§ Goal:
Check each line of the records below and collect those that include the word "coeff".

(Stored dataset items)
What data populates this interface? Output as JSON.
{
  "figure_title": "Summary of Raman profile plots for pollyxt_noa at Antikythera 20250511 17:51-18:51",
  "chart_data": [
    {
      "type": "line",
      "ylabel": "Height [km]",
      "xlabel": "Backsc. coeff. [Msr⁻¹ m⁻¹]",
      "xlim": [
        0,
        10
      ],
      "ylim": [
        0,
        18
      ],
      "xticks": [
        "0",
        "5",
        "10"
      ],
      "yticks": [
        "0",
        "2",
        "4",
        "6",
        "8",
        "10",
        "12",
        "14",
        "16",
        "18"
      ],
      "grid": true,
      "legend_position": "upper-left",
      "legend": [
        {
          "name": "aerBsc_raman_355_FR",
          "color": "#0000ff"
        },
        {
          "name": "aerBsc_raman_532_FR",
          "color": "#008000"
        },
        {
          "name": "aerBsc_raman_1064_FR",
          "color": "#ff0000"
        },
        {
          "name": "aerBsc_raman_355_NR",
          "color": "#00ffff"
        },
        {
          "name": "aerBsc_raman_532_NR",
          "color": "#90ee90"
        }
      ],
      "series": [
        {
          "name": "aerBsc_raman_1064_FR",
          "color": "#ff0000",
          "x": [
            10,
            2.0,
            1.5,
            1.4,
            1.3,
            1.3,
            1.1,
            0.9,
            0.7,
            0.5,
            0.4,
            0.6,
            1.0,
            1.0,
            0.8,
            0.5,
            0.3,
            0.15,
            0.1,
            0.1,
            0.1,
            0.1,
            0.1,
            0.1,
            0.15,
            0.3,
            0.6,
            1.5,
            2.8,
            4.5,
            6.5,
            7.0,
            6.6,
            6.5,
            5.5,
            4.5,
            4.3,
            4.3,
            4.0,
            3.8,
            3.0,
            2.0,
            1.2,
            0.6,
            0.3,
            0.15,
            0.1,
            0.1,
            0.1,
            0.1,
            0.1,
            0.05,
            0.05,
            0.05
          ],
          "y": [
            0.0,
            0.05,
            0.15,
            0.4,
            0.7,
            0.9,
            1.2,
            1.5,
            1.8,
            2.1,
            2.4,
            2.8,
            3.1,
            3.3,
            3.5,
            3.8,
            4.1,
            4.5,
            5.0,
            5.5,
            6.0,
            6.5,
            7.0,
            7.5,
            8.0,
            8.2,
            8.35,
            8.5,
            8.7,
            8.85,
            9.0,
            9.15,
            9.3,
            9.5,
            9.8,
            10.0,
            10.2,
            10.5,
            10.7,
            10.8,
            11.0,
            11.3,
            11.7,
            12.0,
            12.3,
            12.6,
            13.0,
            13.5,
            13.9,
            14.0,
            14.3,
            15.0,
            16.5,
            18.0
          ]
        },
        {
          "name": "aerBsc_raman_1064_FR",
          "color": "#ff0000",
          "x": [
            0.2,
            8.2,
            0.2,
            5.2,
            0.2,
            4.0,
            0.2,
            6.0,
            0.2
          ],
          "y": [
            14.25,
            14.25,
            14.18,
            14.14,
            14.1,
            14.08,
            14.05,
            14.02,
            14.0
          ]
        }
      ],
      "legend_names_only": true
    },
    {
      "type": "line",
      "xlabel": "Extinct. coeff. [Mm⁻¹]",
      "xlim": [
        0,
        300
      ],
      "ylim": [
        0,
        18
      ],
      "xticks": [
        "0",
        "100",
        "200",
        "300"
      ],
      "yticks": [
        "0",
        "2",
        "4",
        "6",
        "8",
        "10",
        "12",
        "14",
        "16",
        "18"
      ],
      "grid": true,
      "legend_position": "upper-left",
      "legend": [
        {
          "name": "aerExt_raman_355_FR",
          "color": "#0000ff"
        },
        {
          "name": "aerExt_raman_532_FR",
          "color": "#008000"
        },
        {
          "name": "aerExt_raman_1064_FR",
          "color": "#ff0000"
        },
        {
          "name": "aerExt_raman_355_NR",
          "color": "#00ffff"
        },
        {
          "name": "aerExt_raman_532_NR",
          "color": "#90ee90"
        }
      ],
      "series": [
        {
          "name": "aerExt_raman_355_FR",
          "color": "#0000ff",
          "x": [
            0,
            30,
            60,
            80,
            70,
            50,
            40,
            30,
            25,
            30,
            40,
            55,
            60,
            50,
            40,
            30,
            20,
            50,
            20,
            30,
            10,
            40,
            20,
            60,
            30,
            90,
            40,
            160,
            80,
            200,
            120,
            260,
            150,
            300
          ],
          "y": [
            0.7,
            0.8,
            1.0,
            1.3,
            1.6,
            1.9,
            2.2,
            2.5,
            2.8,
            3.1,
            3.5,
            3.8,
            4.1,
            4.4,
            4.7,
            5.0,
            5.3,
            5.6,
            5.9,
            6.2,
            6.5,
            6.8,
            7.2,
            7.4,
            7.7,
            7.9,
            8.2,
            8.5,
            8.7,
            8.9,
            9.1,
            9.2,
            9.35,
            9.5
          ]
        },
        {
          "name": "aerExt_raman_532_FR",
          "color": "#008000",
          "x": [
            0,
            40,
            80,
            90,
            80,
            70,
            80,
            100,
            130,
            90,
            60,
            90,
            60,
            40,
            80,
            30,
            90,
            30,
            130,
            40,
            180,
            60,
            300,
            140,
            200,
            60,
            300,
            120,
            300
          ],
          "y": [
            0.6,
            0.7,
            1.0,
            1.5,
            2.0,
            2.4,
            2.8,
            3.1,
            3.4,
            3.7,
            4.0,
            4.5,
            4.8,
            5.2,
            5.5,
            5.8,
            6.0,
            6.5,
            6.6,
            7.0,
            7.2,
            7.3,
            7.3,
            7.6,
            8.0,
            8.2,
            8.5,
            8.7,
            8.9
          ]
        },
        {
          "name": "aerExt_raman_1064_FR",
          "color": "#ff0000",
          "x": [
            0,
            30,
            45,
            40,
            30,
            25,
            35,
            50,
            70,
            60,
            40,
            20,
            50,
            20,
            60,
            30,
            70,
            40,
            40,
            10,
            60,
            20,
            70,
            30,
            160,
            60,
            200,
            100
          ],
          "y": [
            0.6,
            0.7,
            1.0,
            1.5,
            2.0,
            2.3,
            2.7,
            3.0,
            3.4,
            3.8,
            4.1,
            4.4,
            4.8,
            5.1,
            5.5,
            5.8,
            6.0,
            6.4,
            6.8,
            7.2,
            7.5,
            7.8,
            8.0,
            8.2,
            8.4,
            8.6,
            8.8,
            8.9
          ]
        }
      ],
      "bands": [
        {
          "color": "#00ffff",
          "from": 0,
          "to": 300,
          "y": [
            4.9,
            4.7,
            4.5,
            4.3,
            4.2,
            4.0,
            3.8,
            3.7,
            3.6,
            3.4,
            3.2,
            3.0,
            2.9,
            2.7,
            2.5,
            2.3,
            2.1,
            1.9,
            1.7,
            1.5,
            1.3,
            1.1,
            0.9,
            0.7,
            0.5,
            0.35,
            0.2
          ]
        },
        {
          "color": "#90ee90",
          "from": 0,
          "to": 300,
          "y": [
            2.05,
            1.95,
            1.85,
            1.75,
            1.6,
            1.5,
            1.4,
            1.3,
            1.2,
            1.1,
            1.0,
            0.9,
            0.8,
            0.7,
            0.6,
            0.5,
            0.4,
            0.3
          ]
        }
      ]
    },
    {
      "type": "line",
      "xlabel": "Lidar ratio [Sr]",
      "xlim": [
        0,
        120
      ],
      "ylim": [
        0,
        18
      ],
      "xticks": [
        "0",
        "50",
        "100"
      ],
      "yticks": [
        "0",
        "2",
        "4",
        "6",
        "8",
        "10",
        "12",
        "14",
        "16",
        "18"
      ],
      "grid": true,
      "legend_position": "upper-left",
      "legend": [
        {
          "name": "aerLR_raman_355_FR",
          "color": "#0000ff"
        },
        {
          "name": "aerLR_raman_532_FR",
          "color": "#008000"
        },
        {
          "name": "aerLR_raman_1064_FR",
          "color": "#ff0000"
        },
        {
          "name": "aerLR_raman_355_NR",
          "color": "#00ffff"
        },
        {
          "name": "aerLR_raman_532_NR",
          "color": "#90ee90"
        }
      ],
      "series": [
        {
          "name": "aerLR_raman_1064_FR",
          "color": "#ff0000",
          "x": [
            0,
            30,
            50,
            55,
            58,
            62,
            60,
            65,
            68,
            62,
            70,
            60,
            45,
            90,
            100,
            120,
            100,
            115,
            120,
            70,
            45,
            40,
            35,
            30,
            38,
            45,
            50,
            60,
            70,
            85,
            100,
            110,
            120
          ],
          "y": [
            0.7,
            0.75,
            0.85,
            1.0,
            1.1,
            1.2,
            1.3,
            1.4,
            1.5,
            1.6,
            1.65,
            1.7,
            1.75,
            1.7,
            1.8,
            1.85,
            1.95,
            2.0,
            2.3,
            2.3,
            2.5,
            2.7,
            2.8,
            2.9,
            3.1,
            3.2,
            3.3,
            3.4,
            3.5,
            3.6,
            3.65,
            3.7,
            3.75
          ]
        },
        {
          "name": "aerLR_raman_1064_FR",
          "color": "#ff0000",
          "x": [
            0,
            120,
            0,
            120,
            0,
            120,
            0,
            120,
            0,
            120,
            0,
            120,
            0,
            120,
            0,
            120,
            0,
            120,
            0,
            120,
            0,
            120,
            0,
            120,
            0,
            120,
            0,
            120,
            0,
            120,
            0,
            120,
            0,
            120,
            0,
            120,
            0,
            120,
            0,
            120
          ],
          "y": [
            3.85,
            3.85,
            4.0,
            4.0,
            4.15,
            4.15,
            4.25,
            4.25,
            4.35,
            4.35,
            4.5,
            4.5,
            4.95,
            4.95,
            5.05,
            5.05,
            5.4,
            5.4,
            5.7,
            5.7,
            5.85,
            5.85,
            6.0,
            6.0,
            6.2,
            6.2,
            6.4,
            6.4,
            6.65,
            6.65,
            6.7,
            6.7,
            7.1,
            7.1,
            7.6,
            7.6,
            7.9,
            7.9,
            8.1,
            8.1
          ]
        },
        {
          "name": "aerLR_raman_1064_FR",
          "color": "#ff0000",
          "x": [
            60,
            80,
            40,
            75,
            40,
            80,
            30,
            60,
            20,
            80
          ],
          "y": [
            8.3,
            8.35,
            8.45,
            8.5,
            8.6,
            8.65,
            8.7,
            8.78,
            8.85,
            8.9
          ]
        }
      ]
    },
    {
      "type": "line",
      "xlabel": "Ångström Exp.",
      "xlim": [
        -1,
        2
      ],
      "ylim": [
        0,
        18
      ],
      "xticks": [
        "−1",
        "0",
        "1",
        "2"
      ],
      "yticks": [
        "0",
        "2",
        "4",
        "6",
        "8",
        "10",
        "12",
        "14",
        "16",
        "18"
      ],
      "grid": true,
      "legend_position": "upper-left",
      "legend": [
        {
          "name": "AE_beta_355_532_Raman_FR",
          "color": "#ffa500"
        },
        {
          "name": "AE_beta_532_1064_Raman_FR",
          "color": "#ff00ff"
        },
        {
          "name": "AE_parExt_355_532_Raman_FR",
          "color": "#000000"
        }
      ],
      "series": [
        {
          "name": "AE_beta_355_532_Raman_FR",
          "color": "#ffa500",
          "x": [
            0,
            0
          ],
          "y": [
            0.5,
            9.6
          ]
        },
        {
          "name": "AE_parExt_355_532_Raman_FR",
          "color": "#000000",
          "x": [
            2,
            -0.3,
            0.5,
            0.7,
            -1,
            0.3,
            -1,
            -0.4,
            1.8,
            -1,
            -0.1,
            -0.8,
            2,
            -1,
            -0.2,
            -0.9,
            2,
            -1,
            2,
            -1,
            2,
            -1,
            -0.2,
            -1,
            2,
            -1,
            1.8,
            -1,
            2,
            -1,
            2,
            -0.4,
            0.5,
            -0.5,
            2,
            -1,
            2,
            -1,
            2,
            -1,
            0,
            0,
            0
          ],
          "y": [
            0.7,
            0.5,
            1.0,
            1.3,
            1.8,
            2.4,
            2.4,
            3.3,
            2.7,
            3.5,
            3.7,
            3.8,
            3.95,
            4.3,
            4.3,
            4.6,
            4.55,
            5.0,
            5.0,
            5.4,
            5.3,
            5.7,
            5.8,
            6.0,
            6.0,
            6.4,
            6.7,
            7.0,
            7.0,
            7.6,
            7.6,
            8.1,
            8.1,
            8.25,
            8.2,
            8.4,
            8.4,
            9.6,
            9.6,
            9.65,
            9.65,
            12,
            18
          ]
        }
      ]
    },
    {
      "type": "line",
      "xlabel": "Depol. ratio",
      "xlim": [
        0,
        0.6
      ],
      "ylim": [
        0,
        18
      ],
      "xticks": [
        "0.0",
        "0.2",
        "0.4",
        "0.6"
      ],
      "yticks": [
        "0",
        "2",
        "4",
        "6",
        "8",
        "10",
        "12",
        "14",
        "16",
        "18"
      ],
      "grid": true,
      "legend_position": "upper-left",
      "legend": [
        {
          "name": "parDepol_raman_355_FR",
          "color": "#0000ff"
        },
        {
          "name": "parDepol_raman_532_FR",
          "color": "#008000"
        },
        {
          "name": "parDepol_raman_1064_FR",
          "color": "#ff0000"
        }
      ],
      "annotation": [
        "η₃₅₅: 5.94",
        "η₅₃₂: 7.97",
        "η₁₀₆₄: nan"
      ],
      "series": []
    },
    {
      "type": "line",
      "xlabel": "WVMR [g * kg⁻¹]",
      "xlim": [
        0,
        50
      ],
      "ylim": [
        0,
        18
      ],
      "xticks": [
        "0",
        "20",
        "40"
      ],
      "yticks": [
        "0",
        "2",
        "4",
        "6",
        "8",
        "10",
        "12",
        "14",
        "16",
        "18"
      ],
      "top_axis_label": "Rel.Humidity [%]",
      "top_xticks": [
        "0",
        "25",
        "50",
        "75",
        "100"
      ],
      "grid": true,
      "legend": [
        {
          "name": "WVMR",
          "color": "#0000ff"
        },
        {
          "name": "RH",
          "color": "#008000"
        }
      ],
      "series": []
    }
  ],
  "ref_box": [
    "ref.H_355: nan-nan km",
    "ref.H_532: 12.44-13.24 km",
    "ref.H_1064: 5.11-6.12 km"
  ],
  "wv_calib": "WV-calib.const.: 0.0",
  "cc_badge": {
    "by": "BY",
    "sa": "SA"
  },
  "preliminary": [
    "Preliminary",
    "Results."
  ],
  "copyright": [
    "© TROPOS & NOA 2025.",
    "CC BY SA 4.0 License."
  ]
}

§ Written response:
      "xlabel": "Backsc. coeff. [Msr⁻¹ m⁻¹]",
      "xlabel": "Extinct. coeff. [Mm⁻¹]",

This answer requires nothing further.